* BEGIN Task input *
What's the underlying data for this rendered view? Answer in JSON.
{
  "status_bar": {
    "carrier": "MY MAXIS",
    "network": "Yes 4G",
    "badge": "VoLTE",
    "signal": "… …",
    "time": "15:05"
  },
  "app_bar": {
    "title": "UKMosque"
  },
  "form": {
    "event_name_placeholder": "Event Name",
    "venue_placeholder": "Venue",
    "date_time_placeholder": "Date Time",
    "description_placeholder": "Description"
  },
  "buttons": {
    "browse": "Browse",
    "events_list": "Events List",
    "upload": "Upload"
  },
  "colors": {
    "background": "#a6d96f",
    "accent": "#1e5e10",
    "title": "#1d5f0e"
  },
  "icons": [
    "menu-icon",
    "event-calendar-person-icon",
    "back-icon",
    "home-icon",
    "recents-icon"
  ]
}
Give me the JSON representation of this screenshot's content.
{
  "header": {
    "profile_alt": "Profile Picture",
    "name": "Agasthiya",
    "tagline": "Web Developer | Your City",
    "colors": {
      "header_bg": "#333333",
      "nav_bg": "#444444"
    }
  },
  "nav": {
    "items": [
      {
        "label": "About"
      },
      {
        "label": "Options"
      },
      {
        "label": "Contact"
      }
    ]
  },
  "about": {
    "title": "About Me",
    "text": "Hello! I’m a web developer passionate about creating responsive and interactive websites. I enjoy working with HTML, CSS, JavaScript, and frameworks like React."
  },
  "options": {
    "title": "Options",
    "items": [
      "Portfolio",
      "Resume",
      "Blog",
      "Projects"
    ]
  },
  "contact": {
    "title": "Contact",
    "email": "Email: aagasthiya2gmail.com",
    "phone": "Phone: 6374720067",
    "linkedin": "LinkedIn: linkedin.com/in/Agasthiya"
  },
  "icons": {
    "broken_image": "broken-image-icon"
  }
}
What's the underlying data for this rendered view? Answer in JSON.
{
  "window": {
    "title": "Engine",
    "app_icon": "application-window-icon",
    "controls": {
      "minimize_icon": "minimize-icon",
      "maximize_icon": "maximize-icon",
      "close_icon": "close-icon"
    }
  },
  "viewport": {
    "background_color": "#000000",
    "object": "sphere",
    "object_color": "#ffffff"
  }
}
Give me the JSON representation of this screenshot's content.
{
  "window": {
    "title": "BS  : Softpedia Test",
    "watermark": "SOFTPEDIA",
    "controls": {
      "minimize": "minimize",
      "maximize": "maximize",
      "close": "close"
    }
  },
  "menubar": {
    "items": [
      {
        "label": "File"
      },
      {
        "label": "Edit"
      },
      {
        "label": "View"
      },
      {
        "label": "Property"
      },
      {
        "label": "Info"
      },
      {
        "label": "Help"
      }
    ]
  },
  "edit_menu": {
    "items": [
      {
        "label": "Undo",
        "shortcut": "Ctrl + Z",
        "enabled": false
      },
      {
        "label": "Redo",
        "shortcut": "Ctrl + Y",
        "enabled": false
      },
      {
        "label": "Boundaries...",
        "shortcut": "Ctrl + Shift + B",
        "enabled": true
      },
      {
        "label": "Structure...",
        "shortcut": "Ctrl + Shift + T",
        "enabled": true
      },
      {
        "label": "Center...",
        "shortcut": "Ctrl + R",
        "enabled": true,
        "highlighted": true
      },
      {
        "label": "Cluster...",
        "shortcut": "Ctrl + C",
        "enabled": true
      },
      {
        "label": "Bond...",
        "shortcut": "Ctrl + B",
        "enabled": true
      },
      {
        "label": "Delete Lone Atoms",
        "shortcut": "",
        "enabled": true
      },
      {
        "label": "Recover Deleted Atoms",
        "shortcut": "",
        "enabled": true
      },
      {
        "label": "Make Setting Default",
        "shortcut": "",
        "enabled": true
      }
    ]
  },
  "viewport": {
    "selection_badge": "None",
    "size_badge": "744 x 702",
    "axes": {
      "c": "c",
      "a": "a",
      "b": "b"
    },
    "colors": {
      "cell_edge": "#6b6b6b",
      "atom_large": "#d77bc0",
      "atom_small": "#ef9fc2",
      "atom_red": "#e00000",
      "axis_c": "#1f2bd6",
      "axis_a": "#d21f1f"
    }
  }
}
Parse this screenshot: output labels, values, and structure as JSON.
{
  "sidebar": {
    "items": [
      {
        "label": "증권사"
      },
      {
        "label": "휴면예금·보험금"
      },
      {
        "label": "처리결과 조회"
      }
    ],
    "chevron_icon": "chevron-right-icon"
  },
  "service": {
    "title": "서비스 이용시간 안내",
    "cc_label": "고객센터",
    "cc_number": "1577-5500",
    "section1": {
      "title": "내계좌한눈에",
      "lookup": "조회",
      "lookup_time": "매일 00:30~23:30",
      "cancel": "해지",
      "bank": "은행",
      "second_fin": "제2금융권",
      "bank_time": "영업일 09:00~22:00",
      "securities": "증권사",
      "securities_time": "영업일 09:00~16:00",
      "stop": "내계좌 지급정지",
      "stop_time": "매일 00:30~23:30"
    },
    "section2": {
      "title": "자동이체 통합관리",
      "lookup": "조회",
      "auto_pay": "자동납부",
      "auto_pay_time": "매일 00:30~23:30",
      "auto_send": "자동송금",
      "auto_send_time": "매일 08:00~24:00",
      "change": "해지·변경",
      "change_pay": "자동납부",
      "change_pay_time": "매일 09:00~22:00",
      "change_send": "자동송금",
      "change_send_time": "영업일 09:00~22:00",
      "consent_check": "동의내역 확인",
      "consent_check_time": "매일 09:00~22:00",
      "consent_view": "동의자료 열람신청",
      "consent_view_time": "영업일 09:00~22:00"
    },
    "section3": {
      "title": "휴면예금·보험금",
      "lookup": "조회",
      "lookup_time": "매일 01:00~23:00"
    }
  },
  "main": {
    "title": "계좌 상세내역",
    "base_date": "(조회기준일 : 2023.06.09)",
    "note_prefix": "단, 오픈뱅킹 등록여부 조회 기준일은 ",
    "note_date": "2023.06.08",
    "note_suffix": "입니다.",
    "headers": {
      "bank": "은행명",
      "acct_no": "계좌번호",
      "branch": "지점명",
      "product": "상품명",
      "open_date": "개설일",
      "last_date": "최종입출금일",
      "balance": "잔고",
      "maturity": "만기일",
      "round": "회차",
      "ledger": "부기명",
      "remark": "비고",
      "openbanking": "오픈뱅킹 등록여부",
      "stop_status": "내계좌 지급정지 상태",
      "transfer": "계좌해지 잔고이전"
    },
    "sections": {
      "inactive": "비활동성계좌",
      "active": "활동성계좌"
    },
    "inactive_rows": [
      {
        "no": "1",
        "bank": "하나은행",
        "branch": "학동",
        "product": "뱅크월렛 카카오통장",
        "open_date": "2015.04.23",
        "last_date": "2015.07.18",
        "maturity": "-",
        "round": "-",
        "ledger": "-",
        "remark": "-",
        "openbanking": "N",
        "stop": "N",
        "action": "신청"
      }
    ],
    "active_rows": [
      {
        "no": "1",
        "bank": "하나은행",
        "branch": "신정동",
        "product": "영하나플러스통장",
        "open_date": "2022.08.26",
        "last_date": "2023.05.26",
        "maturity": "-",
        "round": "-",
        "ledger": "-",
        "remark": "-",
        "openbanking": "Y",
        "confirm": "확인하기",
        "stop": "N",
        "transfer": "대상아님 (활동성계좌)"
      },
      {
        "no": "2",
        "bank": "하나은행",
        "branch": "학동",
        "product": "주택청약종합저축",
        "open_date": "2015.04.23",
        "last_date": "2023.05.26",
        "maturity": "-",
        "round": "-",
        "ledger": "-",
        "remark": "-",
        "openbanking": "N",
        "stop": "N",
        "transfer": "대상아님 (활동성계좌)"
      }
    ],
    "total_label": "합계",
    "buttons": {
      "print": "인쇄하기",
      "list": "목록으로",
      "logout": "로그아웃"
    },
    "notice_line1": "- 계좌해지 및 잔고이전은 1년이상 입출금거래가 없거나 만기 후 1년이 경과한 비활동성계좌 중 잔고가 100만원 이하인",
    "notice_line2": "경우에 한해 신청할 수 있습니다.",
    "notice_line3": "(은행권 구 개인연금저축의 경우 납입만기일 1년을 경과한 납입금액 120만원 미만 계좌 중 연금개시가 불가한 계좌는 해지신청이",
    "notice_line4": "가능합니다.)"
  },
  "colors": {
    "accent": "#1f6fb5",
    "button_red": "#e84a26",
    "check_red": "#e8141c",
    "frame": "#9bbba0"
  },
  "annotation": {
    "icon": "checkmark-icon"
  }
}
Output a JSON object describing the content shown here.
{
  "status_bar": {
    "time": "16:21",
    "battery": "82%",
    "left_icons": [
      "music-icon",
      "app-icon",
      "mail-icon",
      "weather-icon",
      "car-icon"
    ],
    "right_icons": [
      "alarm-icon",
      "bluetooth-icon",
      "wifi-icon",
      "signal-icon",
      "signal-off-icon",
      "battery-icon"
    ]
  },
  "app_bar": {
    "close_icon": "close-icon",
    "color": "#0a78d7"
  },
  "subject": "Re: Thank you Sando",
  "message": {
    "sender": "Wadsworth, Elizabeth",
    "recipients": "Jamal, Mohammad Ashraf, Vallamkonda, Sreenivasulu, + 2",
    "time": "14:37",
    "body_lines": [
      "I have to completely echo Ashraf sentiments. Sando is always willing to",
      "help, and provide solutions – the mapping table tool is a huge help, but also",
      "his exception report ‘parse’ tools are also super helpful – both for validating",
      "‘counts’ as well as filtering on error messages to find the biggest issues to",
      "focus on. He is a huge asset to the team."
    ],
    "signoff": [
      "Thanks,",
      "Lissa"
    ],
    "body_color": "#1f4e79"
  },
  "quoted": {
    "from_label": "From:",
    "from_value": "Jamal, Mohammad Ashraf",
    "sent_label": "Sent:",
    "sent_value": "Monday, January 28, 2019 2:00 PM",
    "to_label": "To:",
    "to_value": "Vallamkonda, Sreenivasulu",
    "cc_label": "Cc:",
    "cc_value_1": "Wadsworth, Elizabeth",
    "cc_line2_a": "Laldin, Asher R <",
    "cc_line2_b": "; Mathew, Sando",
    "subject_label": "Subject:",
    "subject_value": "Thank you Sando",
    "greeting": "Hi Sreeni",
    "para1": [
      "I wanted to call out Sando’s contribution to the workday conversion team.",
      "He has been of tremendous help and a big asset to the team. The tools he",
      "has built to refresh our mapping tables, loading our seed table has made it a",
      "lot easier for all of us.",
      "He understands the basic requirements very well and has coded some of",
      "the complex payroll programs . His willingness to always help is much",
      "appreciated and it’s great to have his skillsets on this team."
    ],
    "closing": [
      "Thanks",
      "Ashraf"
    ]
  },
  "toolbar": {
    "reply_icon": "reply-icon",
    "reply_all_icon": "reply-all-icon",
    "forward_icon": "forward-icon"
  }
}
* END Task input *
**What you should do:** Lines that hold "Wadsworth" are the ones to copy; find all of them.

**Solution below:**
    "sender": "Wadsworth, Elizabeth",
    "cc_value_1": "Wadsworth, Elizabeth",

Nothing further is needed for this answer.